Exercise: Where a line contains the word "Read", copy that line in full.

◆ ◆ ◆

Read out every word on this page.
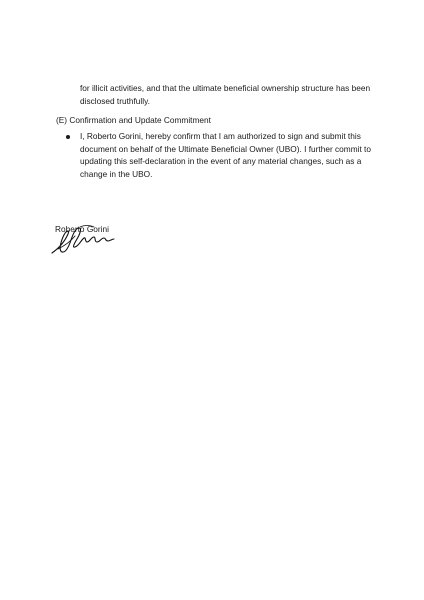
for illicit activities, and that the ultimate beneficial ownership structure has been disclosed truthfully.

(E) Confirmation and Update Commitment

I, Roberto Gorini, hereby confirm that I am authorized to sign and submit this document on behalf of the Ultimate Beneficial Owner (UBO). I further commit to updating this self-declaration in the event of any material changes, such as a change in the UBO.

Roberto Gorini
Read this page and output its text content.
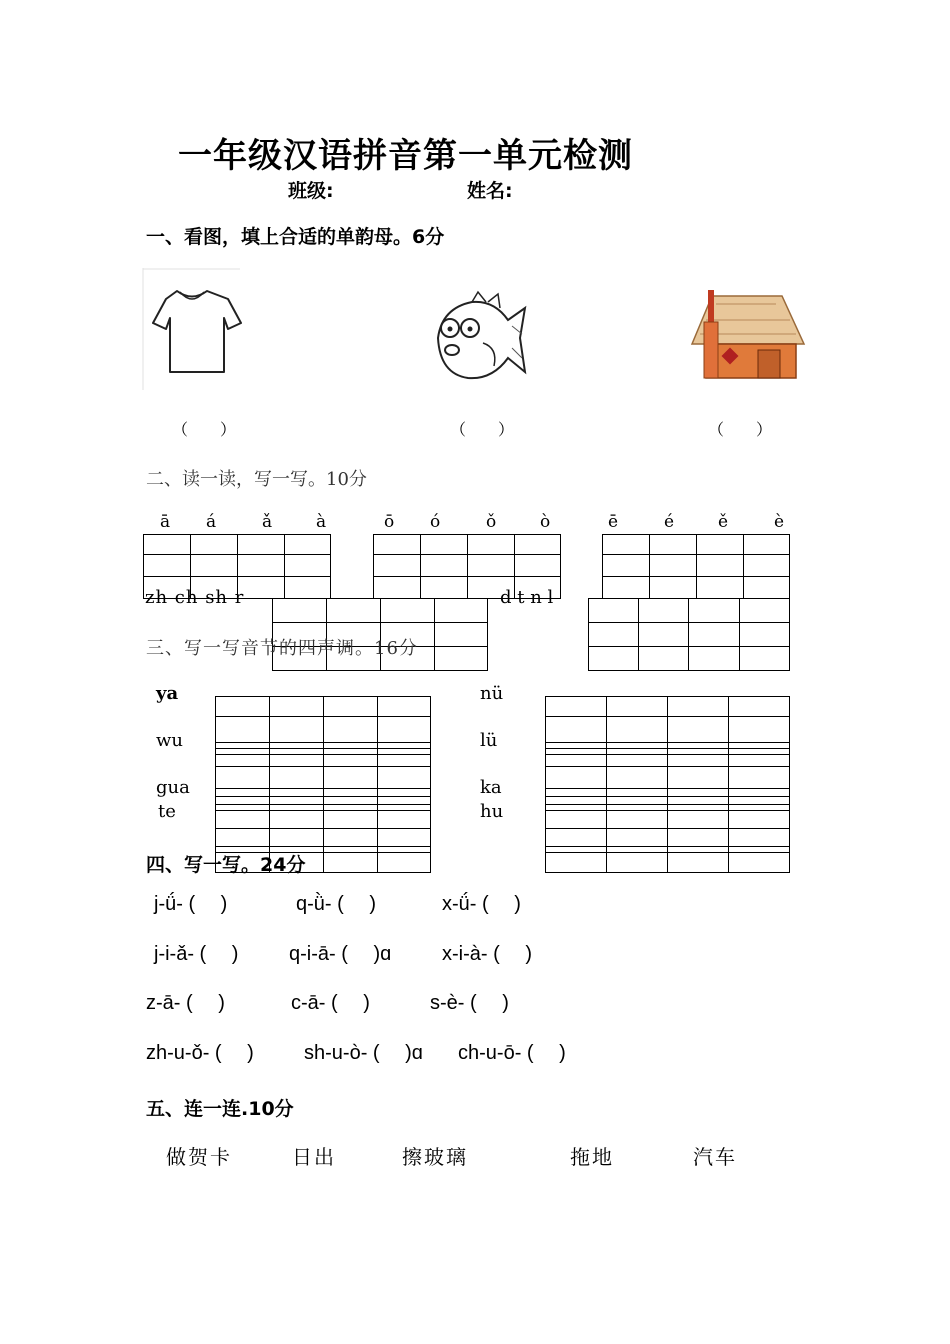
一年级汉语拼音第一单元检测
班级:	姓名:
一、看图，填上合适的单韵母。6分
（　　）	（　　）	（　　）
二、读一读，写一写。10分
ā á	ǎ	à	ō ó	ǒ	ò	ē	é	ě	è
zh ch sh r	d t n l
三、写一写音节的四声调。16分
ya
wu
gua
te
nü
lü
ka
hu
四、写一写。24分
j-ǘ- (　 )	q-ǜ- (　 )	x-ǘ- (　 )
j-i-ǎ- (　 )	q-i-ā- (　 )ɑ	x-i-à- (　 )
z-ā- (　 )	c-ā- (　 )	s-è- (　 )
zh-u-ǒ- (　 )	sh-u-ò- (　 )ɑ ch-u-ō- (　 )
五、连一连.10分
做贺卡	日出	擦玻璃	拖地	汽车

◆ ◆ ◆

Task output:
Read out every word on this page.
Read this page and output its text content.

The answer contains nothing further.